Exercise instructions: Return every line of the data below verbatim, without changing, adding, or leaving out anything.

(Saved entries)
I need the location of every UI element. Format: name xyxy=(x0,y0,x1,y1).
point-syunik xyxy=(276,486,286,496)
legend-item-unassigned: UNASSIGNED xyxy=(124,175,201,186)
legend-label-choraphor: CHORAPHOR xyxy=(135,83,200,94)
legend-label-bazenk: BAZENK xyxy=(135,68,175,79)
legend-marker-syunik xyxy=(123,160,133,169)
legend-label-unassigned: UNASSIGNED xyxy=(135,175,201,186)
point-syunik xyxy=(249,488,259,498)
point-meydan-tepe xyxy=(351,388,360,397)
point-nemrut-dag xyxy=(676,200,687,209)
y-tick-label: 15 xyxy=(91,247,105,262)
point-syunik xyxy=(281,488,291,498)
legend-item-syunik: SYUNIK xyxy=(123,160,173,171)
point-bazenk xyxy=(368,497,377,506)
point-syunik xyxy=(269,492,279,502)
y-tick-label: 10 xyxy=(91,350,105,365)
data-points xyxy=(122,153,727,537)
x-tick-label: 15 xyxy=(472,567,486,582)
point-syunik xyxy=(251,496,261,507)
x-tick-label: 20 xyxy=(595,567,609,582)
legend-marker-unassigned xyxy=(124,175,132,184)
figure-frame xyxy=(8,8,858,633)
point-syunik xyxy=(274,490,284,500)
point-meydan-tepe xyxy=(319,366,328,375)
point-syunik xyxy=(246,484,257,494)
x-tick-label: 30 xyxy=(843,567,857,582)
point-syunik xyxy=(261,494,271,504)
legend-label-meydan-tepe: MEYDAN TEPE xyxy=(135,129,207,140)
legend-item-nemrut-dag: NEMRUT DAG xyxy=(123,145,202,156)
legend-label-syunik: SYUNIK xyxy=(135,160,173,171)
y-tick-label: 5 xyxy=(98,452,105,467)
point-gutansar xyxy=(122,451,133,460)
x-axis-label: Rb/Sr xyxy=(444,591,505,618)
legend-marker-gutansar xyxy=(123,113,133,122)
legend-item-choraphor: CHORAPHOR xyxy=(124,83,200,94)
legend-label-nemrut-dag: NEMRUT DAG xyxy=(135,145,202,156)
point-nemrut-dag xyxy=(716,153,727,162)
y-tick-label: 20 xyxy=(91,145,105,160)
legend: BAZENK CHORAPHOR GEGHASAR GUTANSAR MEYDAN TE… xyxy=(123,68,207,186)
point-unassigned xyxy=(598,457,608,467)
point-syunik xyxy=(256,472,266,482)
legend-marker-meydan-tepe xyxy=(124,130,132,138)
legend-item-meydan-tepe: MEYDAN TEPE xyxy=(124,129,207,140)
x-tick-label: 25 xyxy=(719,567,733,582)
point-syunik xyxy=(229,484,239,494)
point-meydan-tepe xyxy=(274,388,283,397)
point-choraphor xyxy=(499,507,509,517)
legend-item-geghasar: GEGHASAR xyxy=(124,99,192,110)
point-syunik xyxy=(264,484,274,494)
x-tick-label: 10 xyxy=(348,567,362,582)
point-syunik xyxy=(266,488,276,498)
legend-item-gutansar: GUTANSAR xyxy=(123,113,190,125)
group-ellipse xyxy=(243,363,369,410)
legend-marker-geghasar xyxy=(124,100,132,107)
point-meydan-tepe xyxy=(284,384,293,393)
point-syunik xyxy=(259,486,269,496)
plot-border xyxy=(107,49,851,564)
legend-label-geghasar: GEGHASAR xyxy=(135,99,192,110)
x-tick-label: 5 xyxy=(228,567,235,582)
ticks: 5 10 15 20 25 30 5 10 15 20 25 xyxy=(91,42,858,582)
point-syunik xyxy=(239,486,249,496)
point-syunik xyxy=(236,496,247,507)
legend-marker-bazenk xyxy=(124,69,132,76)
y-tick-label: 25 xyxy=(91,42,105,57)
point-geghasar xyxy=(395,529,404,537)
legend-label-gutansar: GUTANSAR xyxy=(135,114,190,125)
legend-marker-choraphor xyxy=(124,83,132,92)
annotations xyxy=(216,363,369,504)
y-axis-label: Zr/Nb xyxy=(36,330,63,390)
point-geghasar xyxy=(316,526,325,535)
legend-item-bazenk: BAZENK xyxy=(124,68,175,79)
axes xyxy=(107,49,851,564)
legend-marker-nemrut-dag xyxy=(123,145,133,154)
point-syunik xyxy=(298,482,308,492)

Exercise answer:
I need the location of every UI element. Format: name xyxy=(x0,y0,x1,y1).
point-syunik xyxy=(276,486,286,496)
legend-item-unassigned: UNASSIGNED xyxy=(124,175,201,186)
legend-label-choraphor: CHORAPHOR xyxy=(135,83,200,94)
legend-label-bazenk: BAZENK xyxy=(135,68,175,79)
legend-marker-syunik xyxy=(123,160,133,169)
legend-label-unassigned: UNASSIGNED xyxy=(135,175,201,186)
point-syunik xyxy=(249,488,259,498)
point-meydan-tepe xyxy=(351,388,360,397)
point-nemrut-dag xyxy=(676,200,687,209)
y-tick-label: 15 xyxy=(91,247,105,262)
point-syunik xyxy=(281,488,291,498)
legend-item-syunik: SYUNIK xyxy=(123,160,173,171)
point-bazenk xyxy=(368,497,377,506)
point-syunik xyxy=(269,492,279,502)
y-tick-label: 10 xyxy=(91,350,105,365)
data-points xyxy=(122,153,727,537)
x-tick-label: 15 xyxy=(472,567,486,582)
point-syunik xyxy=(251,496,261,507)
x-tick-label: 20 xyxy=(595,567,609,582)
legend-marker-unassigned xyxy=(124,175,132,184)
figure-frame xyxy=(8,8,858,633)
point-syunik xyxy=(274,490,284,500)
point-meydan-tepe xyxy=(319,366,328,375)
point-syunik xyxy=(246,484,257,494)
x-tick-label: 30 xyxy=(843,567,857,582)
point-syunik xyxy=(261,494,271,504)
legend-label-meydan-tepe: MEYDAN TEPE xyxy=(135,129,207,140)
legend-item-nemrut-dag: NEMRUT DAG xyxy=(123,145,202,156)
legend-label-syunik: SYUNIK xyxy=(135,160,173,171)
y-tick-label: 5 xyxy=(98,452,105,467)
point-gutansar xyxy=(122,451,133,460)
x-axis-label: Rb/Sr xyxy=(444,591,505,618)
legend-marker-gutansar xyxy=(123,113,133,122)
legend-item-choraphor: CHORAPHOR xyxy=(124,83,200,94)
legend-label-nemrut-dag: NEMRUT DAG xyxy=(135,145,202,156)
point-nemrut-dag xyxy=(716,153,727,162)
y-tick-label: 20 xyxy=(91,145,105,160)
legend: BAZENK CHORAPHOR GEGHASAR GUTANSAR MEYDAN TE… xyxy=(123,68,207,186)
point-unassigned xyxy=(598,457,608,467)
point-syunik xyxy=(256,472,266,482)
legend-marker-meydan-tepe xyxy=(124,130,132,138)
legend-item-meydan-tepe: MEYDAN TEPE xyxy=(124,129,207,140)
x-tick-label: 25 xyxy=(719,567,733,582)
point-syunik xyxy=(229,484,239,494)
point-meydan-tepe xyxy=(274,388,283,397)
point-choraphor xyxy=(499,507,509,517)
legend-item-geghasar: GEGHASAR xyxy=(124,99,192,110)
point-syunik xyxy=(264,484,274,494)
x-tick-label: 10 xyxy=(348,567,362,582)
point-syunik xyxy=(266,488,276,498)
legend-item-gutansar: GUTANSAR xyxy=(123,113,190,125)
group-ellipse xyxy=(243,363,369,410)
legend-marker-geghasar xyxy=(124,100,132,107)
point-meydan-tepe xyxy=(284,384,293,393)
point-syunik xyxy=(259,486,269,496)
plot-border xyxy=(107,49,851,564)
legend-label-geghasar: GEGHASAR xyxy=(135,99,192,110)
x-tick-label: 5 xyxy=(228,567,235,582)
ticks: 5 10 15 20 25 30 5 10 15 20 25 xyxy=(91,42,858,582)
point-syunik xyxy=(239,486,249,496)
point-syunik xyxy=(236,496,247,507)
legend-marker-bazenk xyxy=(124,69,132,76)
y-tick-label: 25 xyxy=(91,42,105,57)
point-geghasar xyxy=(395,529,404,537)
legend-label-gutansar: GUTANSAR xyxy=(135,114,190,125)
legend-marker-choraphor xyxy=(124,83,132,92)
annotations xyxy=(216,363,369,504)
y-axis-label: Zr/Nb xyxy=(36,330,63,390)
point-geghasar xyxy=(316,526,325,535)
legend-item-bazenk: BAZENK xyxy=(124,68,175,79)
axes xyxy=(107,49,851,564)
legend-marker-nemrut-dag xyxy=(123,145,133,154)
point-syunik xyxy=(298,482,308,492)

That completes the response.